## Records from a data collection
————————
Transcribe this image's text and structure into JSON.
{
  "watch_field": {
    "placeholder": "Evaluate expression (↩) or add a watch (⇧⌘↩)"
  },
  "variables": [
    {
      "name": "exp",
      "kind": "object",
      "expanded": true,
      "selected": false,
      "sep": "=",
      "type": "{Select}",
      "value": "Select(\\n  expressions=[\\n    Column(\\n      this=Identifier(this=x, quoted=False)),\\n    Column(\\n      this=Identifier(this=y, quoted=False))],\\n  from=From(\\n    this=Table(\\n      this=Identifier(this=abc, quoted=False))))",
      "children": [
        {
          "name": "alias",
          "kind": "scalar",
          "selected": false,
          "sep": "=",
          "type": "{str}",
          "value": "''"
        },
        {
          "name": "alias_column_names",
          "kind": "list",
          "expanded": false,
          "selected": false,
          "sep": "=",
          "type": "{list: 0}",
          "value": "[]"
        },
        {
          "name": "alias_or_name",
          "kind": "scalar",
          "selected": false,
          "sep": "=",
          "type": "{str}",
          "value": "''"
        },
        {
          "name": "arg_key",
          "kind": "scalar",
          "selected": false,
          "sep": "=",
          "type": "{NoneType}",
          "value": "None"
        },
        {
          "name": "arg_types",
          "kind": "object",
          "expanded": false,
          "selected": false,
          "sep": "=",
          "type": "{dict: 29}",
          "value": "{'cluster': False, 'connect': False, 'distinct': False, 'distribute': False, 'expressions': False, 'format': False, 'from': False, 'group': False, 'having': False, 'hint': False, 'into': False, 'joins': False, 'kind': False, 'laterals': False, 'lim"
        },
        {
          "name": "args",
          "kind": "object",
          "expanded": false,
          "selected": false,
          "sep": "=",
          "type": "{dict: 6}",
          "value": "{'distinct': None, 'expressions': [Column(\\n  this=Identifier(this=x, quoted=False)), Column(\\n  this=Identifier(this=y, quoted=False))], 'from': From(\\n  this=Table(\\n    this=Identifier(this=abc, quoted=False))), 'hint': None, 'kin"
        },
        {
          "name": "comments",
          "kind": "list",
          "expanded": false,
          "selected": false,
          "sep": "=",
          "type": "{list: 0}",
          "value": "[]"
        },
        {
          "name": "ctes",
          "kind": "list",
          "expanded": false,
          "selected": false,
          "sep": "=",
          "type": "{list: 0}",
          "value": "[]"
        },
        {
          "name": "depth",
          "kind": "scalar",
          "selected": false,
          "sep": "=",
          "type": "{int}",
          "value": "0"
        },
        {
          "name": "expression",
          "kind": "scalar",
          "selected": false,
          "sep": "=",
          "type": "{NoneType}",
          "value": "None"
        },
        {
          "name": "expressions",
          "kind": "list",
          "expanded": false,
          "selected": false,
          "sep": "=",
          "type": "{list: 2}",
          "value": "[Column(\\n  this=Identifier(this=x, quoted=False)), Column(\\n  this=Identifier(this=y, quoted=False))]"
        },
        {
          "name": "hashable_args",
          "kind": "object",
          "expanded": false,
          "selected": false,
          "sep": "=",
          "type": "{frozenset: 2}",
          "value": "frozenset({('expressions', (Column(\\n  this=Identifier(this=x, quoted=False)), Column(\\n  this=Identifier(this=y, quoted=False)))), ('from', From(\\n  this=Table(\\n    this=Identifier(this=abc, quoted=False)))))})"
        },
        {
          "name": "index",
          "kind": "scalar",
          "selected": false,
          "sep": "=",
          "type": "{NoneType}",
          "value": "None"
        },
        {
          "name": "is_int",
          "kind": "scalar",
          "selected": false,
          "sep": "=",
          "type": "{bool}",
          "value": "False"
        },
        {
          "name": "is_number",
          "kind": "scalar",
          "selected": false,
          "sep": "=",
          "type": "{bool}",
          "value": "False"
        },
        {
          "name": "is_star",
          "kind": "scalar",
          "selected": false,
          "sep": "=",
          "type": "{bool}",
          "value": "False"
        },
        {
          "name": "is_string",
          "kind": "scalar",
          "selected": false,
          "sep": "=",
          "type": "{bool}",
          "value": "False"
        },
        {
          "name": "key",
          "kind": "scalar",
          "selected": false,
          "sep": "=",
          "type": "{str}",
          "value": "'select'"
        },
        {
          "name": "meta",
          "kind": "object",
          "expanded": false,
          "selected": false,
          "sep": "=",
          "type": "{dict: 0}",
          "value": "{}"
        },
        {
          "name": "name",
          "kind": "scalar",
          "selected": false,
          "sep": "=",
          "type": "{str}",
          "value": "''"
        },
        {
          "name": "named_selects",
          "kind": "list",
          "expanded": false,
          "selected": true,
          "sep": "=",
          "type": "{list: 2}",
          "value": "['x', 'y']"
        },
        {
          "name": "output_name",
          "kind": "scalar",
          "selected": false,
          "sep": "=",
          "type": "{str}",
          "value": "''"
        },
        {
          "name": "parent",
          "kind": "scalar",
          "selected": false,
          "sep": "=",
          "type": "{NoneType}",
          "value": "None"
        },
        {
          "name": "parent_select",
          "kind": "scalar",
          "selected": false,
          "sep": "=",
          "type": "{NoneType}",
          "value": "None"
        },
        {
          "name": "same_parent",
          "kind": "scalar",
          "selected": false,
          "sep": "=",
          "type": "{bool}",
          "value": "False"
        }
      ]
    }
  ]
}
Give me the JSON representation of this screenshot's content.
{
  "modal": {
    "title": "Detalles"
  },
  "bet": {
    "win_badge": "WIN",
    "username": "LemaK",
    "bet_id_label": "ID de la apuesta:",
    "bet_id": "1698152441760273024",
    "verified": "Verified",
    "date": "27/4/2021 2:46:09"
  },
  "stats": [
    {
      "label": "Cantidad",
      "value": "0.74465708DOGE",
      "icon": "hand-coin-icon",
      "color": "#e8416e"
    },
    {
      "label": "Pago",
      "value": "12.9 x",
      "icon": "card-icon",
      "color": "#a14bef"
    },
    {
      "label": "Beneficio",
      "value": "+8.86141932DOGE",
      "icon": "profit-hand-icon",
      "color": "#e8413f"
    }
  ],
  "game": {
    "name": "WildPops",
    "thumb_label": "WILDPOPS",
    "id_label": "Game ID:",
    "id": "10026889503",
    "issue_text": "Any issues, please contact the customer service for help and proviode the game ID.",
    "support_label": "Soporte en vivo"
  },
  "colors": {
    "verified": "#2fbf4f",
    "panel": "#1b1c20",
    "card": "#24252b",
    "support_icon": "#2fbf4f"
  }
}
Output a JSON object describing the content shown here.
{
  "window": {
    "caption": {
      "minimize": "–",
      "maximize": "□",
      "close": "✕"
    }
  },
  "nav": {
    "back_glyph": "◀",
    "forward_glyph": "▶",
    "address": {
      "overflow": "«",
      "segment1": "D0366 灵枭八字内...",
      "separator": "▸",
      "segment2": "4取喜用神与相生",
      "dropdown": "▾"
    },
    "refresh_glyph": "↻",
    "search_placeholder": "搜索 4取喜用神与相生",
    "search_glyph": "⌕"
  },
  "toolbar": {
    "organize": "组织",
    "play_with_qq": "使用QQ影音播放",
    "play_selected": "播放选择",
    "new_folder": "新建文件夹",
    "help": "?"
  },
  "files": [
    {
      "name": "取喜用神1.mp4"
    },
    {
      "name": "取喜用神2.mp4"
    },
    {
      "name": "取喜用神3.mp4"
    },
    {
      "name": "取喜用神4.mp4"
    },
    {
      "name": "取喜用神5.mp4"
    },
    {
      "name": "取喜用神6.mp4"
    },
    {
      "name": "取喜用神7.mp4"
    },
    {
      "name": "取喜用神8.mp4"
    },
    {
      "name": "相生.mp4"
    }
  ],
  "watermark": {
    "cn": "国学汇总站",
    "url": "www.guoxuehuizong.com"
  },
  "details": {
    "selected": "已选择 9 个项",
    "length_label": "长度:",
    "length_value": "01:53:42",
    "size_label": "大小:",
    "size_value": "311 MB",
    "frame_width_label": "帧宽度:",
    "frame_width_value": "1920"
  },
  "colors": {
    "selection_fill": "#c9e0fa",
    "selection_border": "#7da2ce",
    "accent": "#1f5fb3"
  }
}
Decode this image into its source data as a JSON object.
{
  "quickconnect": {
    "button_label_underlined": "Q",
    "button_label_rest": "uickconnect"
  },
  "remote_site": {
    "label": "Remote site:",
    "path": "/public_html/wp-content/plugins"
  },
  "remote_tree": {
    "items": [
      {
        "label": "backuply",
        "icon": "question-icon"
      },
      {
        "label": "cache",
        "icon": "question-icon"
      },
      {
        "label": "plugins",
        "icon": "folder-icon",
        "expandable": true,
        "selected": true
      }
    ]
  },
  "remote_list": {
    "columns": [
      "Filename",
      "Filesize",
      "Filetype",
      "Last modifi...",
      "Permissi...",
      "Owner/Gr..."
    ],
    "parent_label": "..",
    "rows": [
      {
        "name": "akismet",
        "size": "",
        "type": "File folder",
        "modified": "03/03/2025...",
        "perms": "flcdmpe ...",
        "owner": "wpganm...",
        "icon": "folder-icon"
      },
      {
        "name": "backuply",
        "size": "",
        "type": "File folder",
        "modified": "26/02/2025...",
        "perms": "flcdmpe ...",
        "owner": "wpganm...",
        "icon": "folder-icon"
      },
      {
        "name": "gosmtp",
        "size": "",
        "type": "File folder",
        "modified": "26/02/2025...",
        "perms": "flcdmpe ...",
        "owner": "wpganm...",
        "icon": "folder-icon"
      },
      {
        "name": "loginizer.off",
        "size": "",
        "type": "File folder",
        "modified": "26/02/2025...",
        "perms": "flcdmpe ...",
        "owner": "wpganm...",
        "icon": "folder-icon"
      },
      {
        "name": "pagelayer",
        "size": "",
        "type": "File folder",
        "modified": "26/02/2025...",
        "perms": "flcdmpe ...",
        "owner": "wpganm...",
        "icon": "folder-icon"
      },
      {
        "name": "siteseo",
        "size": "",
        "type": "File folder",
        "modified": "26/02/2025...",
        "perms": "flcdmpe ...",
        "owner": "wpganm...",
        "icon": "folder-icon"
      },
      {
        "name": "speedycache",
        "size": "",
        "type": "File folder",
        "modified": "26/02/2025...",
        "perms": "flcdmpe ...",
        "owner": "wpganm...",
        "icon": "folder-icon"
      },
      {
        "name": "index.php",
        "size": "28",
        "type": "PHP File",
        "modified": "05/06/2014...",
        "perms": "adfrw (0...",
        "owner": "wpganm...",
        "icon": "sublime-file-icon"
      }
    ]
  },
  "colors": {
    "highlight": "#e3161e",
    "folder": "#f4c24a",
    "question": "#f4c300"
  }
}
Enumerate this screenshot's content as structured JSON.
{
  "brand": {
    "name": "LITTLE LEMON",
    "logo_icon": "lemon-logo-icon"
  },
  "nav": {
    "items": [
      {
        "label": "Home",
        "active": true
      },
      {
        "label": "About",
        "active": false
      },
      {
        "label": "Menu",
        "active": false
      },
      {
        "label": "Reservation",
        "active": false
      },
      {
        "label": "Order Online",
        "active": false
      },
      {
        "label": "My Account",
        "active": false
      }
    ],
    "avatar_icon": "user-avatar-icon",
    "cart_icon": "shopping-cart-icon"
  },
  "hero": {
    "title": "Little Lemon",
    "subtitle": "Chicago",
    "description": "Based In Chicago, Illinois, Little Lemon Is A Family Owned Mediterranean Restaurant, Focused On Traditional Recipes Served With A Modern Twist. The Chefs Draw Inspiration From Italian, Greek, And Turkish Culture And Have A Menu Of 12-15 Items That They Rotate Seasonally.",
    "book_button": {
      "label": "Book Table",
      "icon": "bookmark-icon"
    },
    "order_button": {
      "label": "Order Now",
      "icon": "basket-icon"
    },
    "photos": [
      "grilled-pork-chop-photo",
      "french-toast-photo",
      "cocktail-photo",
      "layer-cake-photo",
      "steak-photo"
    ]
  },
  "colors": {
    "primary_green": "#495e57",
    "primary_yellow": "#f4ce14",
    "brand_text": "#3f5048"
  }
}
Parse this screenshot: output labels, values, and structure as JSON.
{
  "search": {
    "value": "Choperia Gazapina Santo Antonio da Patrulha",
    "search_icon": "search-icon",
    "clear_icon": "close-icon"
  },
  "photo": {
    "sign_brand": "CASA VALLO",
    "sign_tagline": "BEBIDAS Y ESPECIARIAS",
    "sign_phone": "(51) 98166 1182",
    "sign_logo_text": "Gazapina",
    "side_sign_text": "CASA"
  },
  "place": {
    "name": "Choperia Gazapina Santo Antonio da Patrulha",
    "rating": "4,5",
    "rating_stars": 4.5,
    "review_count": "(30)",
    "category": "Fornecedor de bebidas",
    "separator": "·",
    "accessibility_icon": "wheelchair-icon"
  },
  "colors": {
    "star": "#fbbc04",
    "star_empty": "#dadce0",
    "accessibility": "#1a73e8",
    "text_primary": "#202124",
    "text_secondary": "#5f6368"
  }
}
————————
## WHAT NEEDS TO BE DONE
Out of the preceding entries, pull every line containing the string "Antonio".

## RESULT
    "value": "Choperia Gazapina Santo Antonio da Patrulha",
    "name": "Choperia Gazapina Santo Antonio da Patrulha",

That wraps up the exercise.